# Start of Dataset extract

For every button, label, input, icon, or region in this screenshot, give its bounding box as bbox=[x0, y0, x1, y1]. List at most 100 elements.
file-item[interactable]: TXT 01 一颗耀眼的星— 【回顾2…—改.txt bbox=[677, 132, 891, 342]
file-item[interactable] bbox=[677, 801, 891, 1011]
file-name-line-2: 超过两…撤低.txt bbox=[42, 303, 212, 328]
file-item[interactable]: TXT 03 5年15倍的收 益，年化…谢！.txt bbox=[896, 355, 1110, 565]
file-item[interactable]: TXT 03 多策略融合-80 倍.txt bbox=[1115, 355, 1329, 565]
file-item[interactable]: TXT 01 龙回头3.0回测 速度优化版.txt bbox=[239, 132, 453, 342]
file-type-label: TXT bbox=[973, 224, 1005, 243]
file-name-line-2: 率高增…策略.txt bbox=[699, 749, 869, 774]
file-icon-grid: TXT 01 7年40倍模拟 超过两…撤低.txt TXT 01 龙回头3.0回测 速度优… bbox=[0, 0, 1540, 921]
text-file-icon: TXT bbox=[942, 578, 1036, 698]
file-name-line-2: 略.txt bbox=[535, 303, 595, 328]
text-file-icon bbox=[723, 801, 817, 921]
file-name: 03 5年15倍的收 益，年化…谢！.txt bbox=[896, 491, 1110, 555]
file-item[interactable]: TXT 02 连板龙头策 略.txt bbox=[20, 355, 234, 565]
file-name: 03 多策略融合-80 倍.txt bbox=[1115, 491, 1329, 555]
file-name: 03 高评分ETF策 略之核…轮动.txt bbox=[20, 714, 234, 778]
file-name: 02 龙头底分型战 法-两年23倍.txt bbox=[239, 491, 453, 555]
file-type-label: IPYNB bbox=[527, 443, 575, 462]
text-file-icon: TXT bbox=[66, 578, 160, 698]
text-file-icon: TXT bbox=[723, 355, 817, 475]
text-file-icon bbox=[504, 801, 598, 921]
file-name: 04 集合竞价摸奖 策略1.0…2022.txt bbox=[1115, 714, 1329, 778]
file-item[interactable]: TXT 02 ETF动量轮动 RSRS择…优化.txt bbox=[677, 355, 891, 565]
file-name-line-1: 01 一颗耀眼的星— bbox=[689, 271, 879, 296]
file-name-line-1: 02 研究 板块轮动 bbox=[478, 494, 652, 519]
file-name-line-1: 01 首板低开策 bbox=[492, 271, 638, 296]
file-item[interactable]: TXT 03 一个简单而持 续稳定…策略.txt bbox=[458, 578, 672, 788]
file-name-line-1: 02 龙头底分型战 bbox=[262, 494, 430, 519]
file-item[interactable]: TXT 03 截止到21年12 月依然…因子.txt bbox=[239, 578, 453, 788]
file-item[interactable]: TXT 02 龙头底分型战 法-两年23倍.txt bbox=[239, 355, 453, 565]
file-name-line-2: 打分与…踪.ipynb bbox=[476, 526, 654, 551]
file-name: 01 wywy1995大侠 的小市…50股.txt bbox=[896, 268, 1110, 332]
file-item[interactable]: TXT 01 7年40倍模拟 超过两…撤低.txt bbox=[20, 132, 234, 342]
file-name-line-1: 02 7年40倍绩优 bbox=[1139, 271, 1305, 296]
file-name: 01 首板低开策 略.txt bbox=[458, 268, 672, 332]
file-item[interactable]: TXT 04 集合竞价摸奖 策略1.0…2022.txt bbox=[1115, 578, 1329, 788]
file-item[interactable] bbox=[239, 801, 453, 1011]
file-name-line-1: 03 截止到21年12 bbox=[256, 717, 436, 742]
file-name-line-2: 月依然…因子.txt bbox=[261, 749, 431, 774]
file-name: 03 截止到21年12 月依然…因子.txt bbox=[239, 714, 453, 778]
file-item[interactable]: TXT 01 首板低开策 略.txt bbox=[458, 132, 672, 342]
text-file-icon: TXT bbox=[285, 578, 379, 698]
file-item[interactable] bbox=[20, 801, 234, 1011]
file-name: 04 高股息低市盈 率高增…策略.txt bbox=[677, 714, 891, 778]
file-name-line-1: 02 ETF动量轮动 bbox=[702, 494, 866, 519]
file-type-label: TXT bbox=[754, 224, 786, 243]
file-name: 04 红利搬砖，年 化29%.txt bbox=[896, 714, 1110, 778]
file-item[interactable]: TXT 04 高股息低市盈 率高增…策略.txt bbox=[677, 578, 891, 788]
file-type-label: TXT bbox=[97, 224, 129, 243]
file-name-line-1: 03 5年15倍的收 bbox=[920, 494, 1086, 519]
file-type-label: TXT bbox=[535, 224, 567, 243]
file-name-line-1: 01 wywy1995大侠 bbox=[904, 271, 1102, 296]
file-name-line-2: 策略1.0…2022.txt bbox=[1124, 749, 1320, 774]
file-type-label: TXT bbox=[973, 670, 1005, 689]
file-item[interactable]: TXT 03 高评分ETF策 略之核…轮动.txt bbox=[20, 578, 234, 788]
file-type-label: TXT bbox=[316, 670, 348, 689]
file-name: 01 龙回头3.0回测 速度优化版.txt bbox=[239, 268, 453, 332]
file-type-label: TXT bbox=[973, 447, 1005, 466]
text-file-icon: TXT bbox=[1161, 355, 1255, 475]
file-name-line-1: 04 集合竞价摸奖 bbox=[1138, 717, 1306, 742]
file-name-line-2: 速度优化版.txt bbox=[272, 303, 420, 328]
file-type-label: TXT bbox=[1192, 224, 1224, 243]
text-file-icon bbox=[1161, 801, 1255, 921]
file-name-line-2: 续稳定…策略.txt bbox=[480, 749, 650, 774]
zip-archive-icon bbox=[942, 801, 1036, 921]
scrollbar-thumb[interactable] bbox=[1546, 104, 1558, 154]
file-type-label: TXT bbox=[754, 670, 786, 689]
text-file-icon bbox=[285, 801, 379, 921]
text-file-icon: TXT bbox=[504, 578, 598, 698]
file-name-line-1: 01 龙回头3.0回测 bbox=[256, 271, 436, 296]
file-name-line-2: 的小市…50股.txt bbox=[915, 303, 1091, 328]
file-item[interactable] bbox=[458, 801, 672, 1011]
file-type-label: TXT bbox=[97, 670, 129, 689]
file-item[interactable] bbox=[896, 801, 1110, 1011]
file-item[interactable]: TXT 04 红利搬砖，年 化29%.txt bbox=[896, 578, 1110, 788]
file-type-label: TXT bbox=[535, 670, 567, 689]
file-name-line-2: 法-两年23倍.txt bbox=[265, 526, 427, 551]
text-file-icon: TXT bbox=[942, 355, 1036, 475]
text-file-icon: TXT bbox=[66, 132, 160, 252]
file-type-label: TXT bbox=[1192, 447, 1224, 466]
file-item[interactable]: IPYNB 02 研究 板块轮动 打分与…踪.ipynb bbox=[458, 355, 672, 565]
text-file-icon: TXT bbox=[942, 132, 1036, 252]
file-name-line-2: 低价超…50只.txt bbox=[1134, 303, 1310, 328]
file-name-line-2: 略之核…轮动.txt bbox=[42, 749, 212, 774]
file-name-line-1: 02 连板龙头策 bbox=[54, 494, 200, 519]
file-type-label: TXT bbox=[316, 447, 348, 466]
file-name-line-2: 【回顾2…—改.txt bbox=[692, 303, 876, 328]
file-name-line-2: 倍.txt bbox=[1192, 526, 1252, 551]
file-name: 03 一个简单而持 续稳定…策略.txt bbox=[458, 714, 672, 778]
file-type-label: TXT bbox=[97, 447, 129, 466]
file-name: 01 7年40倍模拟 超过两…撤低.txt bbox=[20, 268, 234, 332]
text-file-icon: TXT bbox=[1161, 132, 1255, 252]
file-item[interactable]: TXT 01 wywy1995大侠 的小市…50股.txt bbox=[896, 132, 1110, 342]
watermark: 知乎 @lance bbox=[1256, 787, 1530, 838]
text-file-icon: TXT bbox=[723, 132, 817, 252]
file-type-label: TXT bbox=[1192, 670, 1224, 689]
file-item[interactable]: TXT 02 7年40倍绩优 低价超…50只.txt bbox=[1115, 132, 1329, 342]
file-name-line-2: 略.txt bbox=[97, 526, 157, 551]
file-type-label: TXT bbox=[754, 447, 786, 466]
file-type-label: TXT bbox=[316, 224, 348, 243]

# End of Dataset extract

> [What the task asks] Locate every line in the entries that contains the string "连板龙头策", matching case, and copy each of those lines.

> [Response to the task]
file-item[interactable]: TXT 02 连板龙头策 略.txt bbox=[20, 355, 234, 565]
file-name-line-1: 02 连板龙头策 bbox=[54, 494, 200, 519]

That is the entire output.